__EXTRAIT__
Sans certification, le tarif horaire baisse de 20 % (observé par le SFT 2025). Les clients institutionnels (hôpitaux, tribunaux) exigent désormais un diplôme RNCP ou équivalent. Les plateformes VRS vérifient le diplôme avant d’inscrire un interprète (procédure Yoomi et Webel).
11. Évolution de carrière et passerelles
Un interprète LSF peut progresser selon trois axes : la spécialisation, la gestion d’équipe, ou l’enseignement.
Trajectoire à 3 ans : l’interprète junior généraliste se spécialise. 60 % choisissent le médical, 25 % le judiciaire (enquête FNSF 2025). Le salaire passe de 29 000 € à 35 000 €. Certains (15 %) intègrent un cabinet d’interprètes en libéral.
Trajectoire à 5 ans : l’interprète confirmé peut devenir responsable d’équipe dans une plateforme VRS ou un service public. Il supervise 3 à 10 interprètes. Salaire : 42 000 € à 50 000 €. Il peut aussi former des étudiants (vacations à l’université, 200 € par jour).

__LISTE FOURNIE__

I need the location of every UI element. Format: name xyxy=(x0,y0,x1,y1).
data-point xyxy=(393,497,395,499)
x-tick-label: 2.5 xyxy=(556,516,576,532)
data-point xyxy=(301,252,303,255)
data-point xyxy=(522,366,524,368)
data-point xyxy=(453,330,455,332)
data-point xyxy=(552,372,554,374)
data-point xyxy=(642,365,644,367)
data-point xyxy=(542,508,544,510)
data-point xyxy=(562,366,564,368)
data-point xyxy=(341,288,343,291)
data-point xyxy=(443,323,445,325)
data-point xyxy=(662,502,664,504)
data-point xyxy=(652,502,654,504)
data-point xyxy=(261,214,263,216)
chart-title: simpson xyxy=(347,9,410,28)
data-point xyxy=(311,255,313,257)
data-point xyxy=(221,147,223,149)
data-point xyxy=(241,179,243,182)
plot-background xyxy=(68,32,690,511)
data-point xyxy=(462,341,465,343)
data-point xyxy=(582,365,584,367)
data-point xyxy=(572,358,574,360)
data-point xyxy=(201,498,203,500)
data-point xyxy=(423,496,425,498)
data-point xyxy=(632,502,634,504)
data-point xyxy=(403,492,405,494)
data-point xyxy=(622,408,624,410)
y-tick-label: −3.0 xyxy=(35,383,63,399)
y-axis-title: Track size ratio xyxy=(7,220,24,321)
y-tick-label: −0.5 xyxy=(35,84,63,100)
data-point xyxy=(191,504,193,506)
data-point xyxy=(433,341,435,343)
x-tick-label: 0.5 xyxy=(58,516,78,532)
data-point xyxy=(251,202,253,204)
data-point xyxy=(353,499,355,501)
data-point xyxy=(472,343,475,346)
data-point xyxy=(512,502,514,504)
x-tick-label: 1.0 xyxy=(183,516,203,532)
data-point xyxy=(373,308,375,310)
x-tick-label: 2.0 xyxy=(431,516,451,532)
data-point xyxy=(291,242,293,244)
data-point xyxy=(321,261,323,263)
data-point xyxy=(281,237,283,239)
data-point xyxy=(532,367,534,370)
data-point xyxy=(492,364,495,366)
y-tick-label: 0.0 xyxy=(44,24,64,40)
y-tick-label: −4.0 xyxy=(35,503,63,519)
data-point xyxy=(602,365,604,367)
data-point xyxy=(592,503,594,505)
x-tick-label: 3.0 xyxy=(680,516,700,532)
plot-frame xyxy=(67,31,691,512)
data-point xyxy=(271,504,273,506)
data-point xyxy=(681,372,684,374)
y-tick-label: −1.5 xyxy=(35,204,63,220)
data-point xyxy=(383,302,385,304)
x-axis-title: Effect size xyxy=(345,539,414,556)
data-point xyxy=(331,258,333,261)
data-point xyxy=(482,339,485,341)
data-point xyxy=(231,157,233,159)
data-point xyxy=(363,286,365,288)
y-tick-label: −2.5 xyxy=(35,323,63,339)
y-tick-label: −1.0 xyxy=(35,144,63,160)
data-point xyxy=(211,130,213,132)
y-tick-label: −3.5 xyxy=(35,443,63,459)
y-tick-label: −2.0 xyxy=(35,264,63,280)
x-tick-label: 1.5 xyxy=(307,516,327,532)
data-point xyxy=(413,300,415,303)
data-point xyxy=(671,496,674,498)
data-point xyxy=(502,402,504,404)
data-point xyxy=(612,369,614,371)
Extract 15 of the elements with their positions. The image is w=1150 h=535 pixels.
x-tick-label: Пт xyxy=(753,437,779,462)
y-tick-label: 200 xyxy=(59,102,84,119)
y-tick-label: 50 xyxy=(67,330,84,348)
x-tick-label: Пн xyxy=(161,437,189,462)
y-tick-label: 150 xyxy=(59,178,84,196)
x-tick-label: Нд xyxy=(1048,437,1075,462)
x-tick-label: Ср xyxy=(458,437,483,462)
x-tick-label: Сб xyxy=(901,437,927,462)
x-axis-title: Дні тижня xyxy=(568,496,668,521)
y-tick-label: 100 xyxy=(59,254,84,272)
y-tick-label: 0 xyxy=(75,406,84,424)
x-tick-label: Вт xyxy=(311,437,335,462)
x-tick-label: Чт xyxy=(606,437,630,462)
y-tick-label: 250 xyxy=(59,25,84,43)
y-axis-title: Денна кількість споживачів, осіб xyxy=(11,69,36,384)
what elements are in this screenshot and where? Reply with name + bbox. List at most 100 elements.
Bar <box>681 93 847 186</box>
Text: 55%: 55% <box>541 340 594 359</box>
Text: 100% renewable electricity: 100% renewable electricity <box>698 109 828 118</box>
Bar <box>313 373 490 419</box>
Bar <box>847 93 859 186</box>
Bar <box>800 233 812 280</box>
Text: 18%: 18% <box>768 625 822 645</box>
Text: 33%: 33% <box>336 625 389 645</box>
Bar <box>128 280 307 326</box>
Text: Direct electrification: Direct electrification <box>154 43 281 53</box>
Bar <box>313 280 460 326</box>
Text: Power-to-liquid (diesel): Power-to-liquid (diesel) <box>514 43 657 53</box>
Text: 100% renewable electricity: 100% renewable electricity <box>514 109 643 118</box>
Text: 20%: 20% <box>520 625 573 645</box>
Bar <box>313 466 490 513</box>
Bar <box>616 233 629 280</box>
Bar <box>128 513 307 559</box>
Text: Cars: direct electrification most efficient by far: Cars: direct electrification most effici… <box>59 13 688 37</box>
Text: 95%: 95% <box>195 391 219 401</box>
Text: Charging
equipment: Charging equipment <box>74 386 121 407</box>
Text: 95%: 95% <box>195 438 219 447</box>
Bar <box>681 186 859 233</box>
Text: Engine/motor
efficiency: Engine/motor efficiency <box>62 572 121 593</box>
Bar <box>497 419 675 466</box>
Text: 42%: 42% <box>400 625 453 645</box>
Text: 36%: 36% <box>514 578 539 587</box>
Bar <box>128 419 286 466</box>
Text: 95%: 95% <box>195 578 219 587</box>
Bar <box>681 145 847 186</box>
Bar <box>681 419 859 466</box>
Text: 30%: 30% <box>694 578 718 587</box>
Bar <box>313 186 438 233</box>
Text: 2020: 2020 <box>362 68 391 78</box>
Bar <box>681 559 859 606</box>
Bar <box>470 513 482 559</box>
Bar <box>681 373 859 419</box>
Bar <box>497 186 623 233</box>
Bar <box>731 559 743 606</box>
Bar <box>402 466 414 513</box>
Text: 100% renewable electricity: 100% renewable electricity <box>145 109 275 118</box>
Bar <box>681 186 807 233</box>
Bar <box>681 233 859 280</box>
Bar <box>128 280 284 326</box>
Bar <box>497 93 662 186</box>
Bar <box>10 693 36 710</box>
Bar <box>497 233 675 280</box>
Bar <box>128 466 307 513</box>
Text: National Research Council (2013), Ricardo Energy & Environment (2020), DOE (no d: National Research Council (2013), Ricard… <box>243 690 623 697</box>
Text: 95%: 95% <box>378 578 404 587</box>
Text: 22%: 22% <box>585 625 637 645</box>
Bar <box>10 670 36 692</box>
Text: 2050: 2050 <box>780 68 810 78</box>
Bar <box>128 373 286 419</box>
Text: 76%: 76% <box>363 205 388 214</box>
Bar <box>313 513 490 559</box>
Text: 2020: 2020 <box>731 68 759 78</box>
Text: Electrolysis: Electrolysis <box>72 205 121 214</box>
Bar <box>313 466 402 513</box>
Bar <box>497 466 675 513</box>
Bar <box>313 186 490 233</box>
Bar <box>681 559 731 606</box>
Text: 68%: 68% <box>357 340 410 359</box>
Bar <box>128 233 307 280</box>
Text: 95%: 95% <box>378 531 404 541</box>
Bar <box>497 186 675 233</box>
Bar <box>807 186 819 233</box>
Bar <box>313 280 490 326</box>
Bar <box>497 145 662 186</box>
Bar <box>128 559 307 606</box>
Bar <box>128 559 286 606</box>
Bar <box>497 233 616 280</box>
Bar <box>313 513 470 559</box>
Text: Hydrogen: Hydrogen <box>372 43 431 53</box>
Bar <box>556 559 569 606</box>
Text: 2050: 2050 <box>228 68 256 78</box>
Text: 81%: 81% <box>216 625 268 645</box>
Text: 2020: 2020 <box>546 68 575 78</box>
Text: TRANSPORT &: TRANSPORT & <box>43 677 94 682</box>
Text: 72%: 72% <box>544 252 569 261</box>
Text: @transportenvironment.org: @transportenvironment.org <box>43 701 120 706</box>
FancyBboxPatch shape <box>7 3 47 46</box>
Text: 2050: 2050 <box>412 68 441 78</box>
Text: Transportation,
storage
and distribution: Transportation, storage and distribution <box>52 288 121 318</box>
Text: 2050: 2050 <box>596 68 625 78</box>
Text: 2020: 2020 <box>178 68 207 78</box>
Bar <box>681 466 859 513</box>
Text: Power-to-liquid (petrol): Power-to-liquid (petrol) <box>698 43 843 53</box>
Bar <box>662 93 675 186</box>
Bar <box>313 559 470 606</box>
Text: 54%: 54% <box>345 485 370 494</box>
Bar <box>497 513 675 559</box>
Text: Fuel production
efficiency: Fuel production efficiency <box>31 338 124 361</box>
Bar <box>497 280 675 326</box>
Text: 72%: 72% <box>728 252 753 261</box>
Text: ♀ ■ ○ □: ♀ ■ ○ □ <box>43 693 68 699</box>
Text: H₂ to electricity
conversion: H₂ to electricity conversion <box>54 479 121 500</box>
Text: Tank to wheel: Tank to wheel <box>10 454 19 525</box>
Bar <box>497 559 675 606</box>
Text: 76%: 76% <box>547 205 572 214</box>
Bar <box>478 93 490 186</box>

__CONSIGNE 1__
Restituez tel quel le passage de l'extrait qui commence par « Sans certification, le » et se poursuit jusqu'à « d’équipe, ou l’enseignement. ».
__CONSIGNE 2__
D'après l'extrait sur la carrière d'interprète LSF, répondez aux questions suivantes :
(a) De combien baisse le tarif horaire sans certification ?
(b) Quelle part des interprètes choisit le médical en se spécialisant ?
(c) Combien d'interprètes supervise un responsable d'équipe ?
Appuyez-vous uniquement sur l'extrait.

__RÉPONSE ATTENDUE 1__
Sans certification, le tarif horaire baisse de 20 % (observé par le SFT 2025). Les clients institutionnels (hôpitaux, tribunaux) exigent désormais un diplôme RNCP ou équivalent. Les plateformes VRS vérifient le diplôme avant d’inscrire un interprète (procédure Yoomi et Webel).
11. Évolution de carrière et passerelles
Un interprète LSF peut progresser selon trois axes : la spécialisation, la gestion d’équipe, ou l’enseignement.

__RÉPONSE ATTENDUE 2__
(a) De 20 %.
(b) 60 %.
(c) De 3 à 10 interprètes.